## Texte proposé
=-=-=
Développé il y a 25 ans dans le fameux roman de science-fiction Arthur C. Clarke "Les fontaines du Paradis", le concept d'ascenseur spatial, montant le long d'un câble de 100.000 km s jusqu'à une station située en orbite géostationnaire fait désormais l'objet d'un véritable intérêt scientifique et n' apparaît plus comme un rêve inaccessible. Une conférence scientifique de haut niveau consacré à cet extraordinaire projet vient d'ailleurs de se tenir à Santa Fe (Nouveau Mexique) avec la participation, en vidéoconférence, depuis son domicile de Ceylan, d' Arthur C. Clarke qui a réaffirmé pour l'occasion sa foi dans l'utilité et la faisabilité de ce projet avant la moitié de ce siècle. Il est vrai que depuis le roman de Clarke la technologie a considérablement progressée avec notamment la découverte, en 1991, des nanotubes de carbones (découverte pressentie de manière géniale par Clarke qui avaient imaginé dans son roman des "hyperfilaments" aux propriétés physiques proches des nanotubes de carbones).
=-=-=
Entrées du jeu de données de mise en page:
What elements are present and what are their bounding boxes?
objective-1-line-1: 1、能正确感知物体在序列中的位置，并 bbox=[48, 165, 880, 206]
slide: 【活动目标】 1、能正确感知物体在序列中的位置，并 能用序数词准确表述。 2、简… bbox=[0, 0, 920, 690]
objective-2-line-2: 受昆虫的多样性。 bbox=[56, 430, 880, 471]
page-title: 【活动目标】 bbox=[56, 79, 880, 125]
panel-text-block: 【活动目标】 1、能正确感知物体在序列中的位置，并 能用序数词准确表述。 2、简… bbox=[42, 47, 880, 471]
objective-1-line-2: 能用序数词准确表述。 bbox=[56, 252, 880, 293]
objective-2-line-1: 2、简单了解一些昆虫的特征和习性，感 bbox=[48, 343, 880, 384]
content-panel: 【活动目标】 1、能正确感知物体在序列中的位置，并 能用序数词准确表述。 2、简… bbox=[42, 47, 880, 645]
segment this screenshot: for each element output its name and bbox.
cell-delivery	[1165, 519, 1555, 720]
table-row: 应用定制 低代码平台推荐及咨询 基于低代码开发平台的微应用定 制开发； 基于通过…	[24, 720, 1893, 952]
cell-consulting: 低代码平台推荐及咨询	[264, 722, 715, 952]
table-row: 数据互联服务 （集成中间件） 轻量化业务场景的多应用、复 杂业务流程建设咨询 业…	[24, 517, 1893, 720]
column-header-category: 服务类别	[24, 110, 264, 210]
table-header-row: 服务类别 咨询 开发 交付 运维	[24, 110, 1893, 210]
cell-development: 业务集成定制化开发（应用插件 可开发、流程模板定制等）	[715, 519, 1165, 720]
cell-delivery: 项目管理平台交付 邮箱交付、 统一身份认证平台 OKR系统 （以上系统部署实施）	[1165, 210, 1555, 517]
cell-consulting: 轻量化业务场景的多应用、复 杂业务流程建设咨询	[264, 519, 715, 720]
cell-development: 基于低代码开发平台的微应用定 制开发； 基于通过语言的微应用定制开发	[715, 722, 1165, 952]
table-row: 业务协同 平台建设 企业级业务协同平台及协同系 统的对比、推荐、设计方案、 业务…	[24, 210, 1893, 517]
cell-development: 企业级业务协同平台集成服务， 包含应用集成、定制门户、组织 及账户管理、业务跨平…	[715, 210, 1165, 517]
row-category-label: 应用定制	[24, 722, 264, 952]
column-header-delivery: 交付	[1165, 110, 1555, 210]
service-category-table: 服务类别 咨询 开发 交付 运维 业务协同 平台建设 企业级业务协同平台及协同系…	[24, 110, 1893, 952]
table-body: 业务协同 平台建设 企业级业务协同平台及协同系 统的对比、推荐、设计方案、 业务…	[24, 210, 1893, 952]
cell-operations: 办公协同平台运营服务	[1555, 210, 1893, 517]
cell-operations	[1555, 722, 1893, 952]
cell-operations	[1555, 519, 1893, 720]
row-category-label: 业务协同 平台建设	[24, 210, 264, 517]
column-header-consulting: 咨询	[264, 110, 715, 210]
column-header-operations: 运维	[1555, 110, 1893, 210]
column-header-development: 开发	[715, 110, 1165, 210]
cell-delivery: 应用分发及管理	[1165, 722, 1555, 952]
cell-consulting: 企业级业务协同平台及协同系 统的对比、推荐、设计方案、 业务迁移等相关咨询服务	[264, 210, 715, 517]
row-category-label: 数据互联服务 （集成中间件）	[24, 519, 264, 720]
=-=-=
## Consigne
Recopiez en entier le texte sur l'ascenseur spatial, sans y changer un seul mot.

## Réponse
Développé il y a 25 ans dans le fameux roman de science-fiction Arthur C. Clarke "Les fontaines du Paradis", le concept d'ascenseur spatial, montant le long d'un câble de 100.000 km s jusqu'à une station située en orbite géostationnaire fait désormais l'objet d'un véritable intérêt scientifique et n' apparaît plus comme un rêve inaccessible. Une conférence scientifique de haut niveau consacré à cet extraordinaire projet vient d'ailleurs de se tenir à Santa Fe (Nouveau Mexique) avec la participation, en vidéoconférence, depuis son domicile de Ceylan, d' Arthur C. Clarke qui a réaffirmé pour l'occasion sa foi dans l'utilité et la faisabilité de ce projet avant la moitié de ce siècle. Il est vrai que depuis le roman de Clarke la technologie a considérablement progressée avec notamment la découverte, en 1991, des nanotubes de carbones (découverte pressentie de manière géniale par Clarke qui avaient imaginé dans son roman des "hyperfilaments" aux propriétés physiques proches des nanotubes de carbones).